TASK GOAL —
Below is a listing; copy all of it exactly.

********

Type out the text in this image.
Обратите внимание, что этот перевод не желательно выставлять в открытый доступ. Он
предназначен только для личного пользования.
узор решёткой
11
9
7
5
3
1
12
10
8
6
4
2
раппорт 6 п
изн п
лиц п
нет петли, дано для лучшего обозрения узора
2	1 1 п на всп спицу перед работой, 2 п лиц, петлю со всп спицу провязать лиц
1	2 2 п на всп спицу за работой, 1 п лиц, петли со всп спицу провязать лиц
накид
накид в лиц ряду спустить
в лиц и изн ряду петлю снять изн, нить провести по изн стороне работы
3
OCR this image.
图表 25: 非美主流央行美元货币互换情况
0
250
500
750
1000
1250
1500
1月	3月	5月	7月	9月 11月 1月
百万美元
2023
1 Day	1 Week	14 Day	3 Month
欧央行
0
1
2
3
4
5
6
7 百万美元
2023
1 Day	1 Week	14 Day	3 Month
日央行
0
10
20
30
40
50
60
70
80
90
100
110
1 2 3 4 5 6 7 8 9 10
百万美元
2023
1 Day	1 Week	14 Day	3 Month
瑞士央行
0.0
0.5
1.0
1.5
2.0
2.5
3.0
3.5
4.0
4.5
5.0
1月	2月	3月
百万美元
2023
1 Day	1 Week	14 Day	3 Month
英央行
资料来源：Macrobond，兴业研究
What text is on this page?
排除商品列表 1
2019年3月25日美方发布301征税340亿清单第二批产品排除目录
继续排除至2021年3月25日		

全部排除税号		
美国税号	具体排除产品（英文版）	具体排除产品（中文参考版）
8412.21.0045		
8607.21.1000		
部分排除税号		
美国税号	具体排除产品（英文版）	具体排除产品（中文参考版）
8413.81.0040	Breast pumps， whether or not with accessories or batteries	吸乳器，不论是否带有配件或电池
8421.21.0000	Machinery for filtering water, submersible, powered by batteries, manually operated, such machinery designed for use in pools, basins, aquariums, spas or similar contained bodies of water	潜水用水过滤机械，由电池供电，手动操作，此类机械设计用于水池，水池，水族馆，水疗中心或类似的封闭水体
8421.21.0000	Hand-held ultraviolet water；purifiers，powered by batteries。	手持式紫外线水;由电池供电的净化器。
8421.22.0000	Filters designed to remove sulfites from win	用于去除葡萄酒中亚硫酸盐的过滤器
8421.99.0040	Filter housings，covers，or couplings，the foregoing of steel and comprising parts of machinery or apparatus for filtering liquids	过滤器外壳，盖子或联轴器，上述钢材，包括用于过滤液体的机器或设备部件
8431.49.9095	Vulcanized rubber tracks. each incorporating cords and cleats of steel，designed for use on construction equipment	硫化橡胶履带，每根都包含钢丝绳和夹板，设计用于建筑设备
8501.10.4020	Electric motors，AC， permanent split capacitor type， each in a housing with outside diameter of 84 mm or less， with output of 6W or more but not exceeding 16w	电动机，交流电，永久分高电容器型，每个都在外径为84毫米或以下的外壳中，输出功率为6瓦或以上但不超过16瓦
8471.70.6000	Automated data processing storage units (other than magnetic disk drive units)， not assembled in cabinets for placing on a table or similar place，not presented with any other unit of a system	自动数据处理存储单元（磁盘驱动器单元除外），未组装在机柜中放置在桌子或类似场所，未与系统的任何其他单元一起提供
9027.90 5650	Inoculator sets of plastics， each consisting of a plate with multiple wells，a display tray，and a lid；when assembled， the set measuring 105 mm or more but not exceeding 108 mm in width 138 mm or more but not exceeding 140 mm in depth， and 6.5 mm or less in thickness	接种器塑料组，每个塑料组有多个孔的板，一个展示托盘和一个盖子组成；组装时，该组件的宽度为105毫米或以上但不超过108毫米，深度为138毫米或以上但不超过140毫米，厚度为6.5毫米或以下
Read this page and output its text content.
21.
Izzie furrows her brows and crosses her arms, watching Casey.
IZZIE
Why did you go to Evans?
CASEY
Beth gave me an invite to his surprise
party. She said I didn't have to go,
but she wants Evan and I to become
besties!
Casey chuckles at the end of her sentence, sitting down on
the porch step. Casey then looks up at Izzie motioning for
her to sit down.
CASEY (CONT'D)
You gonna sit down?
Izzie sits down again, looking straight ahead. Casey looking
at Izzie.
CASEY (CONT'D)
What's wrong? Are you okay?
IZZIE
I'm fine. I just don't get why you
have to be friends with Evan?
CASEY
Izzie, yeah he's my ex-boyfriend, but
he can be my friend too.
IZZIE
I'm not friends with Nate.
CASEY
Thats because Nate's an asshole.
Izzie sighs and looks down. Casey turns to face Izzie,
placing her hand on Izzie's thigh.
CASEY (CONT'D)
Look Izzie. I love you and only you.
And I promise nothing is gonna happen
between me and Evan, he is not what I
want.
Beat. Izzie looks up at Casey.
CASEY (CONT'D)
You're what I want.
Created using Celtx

********

FINAL RESULT —
Type out the text in this image.
Обратите внимание, что этот перевод не желательно выставлять в открытый доступ. Он
предназначен только для личного пользования.
узор решёткой
11
9
7
5
3
1
12
10
8
6
4
2
раппорт 6 п
изн п
лиц п
нет петли, дано для лучшего обозрения узора
2	1 1 п на всп спицу перед работой, 2 п лиц, петлю со всп спицу провязать лиц
1	2 2 п на всп спицу за работой, 1 п лиц, петли со всп спицу провязать лиц
накид
накид в лиц ряду спустить
в лиц и изн ряду петлю снять изн, нить провести по изн стороне работы
3
OCR this image.
图表 25: 非美主流央行美元货币互换情况
0
250
500
750
1000
1250
1500
1月	3月	5月	7月	9月 11月 1月
百万美元
2023
1 Day	1 Week	14 Day	3 Month
欧央行
0
1
2
3
4
5
6
7 百万美元
2023
1 Day	1 Week	14 Day	3 Month
日央行
0
10
20
30
40
50
60
70
80
90
100
110
1 2 3 4 5 6 7 8 9 10
百万美元
2023
1 Day	1 Week	14 Day	3 Month
瑞士央行
0.0
0.5
1.0
1.5
2.0
2.5
3.0
3.5
4.0
4.5
5.0
1月	2月	3月
百万美元
2023
1 Day	1 Week	14 Day	3 Month
英央行
资料来源：Macrobond，兴业研究
What text is on this page?
排除商品列表 1
2019年3月25日美方发布301征税340亿清单第二批产品排除目录
继续排除至2021年3月25日		

全部排除税号		
美国税号	具体排除产品（英文版）	具体排除产品（中文参考版）
8412.21.0045		
8607.21.1000		
部分排除税号		
美国税号	具体排除产品（英文版）	具体排除产品（中文参考版）
8413.81.0040	Breast pumps， whether or not with accessories or batteries	吸乳器，不论是否带有配件或电池
8421.21.0000	Machinery for filtering water, submersible, powered by batteries, manually operated, such machinery designed for use in pools, basins, aquariums, spas or similar contained bodies of water	潜水用水过滤机械，由电池供电，手动操作，此类机械设计用于水池，水池，水族馆，水疗中心或类似的封闭水体
8421.21.0000	Hand-held ultraviolet water；purifiers，powered by batteries。	手持式紫外线水;由电池供电的净化器。
8421.22.0000	Filters designed to remove sulfites from win	用于去除葡萄酒中亚硫酸盐的过滤器
8421.99.0040	Filter housings，covers，or couplings，the foregoing of steel and comprising parts of machinery or apparatus for filtering liquids	过滤器外壳，盖子或联轴器，上述钢材，包括用于过滤液体的机器或设备部件
8431.49.9095	Vulcanized rubber tracks. each incorporating cords and cleats of steel，designed for use on construction equipment	硫化橡胶履带，每根都包含钢丝绳和夹板，设计用于建筑设备
8501.10.4020	Electric motors，AC， permanent split capacitor type， each in a housing with outside diameter of 84 mm or less， with output of 6W or more but not exceeding 16w	电动机，交流电，永久分高电容器型，每个都在外径为84毫米或以下的外壳中，输出功率为6瓦或以上但不超过16瓦
8471.70.6000	Automated data processing storage units (other than magnetic disk drive units)， not assembled in cabinets for placing on a table or similar place，not presented with any other unit of a system	自动数据处理存储单元（磁盘驱动器单元除外），未组装在机柜中放置在桌子或类似场所，未与系统的任何其他单元一起提供
9027.90 5650	Inoculator sets of plastics， each consisting of a plate with multiple wells，a display tray，and a lid；when assembled， the set measuring 105 mm or more but not exceeding 108 mm in width 138 mm or more but not exceeding 140 mm in depth， and 6.5 mm or less in thickness	接种器塑料组，每个塑料组有多个孔的板，一个展示托盘和一个盖子组成；组装时，该组件的宽度为105毫米或以上但不超过108毫米，深度为138毫米或以上但不超过140毫米，厚度为6.5毫米或以下
Read this page and output its text content.
21.
Izzie furrows her brows and crosses her arms, watching Casey.
IZZIE
Why did you go to Evans?
CASEY
Beth gave me an invite to his surprise
party. She said I didn't have to go,
but she wants Evan and I to become
besties!
Casey chuckles at the end of her sentence, sitting down on
the porch step. Casey then looks up at Izzie motioning for
her to sit down.
CASEY (CONT'D)
You gonna sit down?
Izzie sits down again, looking straight ahead. Casey looking
at Izzie.
CASEY (CONT'D)
What's wrong? Are you okay?
IZZIE
I'm fine. I just don't get why you
have to be friends with Evan?
CASEY
Izzie, yeah he's my ex-boyfriend, but
he can be my friend too.
IZZIE
I'm not friends with Nate.
CASEY
Thats because Nate's an asshole.
Izzie sighs and looks down. Casey turns to face Izzie,
placing her hand on Izzie's thigh.
CASEY (CONT'D)
Look Izzie. I love you and only you.
And I promise nothing is gonna happen
between me and Evan, he is not what I
want.
Beat. Izzie looks up at Casey.
CASEY (CONT'D)
You're what I want.
Created using Celtx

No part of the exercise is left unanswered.